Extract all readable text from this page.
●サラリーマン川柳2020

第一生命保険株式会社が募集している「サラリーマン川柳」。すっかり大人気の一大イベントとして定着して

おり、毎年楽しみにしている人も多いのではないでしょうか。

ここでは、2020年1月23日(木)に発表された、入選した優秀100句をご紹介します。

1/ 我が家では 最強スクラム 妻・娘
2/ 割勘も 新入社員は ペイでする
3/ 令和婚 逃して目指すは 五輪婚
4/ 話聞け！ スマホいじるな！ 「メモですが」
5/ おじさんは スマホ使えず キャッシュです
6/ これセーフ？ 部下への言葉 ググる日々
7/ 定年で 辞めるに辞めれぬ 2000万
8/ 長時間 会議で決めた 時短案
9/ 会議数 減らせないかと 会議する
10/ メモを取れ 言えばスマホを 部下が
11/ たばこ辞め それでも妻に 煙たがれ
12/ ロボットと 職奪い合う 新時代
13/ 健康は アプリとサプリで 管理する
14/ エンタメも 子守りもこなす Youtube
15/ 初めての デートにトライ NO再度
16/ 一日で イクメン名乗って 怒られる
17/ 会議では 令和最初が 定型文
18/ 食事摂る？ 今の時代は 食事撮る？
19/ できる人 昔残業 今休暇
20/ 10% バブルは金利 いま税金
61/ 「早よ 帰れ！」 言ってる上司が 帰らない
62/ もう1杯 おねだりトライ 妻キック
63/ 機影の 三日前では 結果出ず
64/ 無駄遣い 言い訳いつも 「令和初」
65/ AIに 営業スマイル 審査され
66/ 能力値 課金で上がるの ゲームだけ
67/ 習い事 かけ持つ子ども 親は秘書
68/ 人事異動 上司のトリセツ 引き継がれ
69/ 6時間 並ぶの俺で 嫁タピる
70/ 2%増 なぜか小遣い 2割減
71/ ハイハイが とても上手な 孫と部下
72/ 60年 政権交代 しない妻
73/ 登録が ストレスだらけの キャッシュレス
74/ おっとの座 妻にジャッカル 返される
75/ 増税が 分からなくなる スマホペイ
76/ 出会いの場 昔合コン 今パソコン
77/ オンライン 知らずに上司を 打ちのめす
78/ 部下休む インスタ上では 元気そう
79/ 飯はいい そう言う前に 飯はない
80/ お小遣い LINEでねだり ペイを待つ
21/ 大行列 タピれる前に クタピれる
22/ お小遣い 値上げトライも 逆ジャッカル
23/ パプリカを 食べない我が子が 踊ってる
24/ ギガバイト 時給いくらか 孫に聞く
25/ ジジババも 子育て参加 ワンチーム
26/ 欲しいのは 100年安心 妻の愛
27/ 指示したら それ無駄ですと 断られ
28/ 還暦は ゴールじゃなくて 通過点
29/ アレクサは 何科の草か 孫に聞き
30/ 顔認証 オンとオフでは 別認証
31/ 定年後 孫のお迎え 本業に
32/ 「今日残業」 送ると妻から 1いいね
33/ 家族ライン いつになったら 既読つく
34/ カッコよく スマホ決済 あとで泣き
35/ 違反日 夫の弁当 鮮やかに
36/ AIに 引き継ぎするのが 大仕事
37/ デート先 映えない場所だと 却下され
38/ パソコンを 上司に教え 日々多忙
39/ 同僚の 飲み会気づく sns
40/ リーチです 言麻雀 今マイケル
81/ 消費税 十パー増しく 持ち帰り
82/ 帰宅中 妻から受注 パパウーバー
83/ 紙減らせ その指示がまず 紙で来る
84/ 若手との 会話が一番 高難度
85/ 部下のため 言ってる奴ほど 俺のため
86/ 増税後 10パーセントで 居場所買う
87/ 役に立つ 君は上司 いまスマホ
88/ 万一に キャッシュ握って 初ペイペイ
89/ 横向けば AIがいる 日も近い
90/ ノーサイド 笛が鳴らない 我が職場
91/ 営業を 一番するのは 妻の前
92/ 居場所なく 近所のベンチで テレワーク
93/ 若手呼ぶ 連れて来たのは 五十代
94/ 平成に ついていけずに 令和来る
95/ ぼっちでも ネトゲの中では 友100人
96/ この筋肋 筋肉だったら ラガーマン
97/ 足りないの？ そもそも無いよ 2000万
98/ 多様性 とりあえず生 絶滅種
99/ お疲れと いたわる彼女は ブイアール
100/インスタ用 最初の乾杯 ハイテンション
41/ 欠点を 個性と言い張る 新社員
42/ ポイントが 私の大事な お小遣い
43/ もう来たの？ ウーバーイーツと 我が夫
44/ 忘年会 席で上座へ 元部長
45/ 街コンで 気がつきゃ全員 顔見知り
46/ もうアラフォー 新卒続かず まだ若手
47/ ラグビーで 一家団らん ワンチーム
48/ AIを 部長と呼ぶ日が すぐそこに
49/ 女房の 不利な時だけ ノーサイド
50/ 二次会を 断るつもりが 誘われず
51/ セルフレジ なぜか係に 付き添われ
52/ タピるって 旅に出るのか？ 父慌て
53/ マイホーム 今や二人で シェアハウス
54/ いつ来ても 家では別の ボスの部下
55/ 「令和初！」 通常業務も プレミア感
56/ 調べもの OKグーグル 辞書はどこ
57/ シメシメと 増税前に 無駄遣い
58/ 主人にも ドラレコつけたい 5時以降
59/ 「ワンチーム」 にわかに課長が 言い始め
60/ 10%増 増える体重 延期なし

THE REQUEST => Copy each line from the records above that includes the string "お小遣い".

RESULT FOR THIS TASK =>
80/ お小遣い LINEでねだり ペイを待つ
22/ お小遣い 値上げトライも 逆ジャッカル
42/ ポイントが 私の大事な お小遣い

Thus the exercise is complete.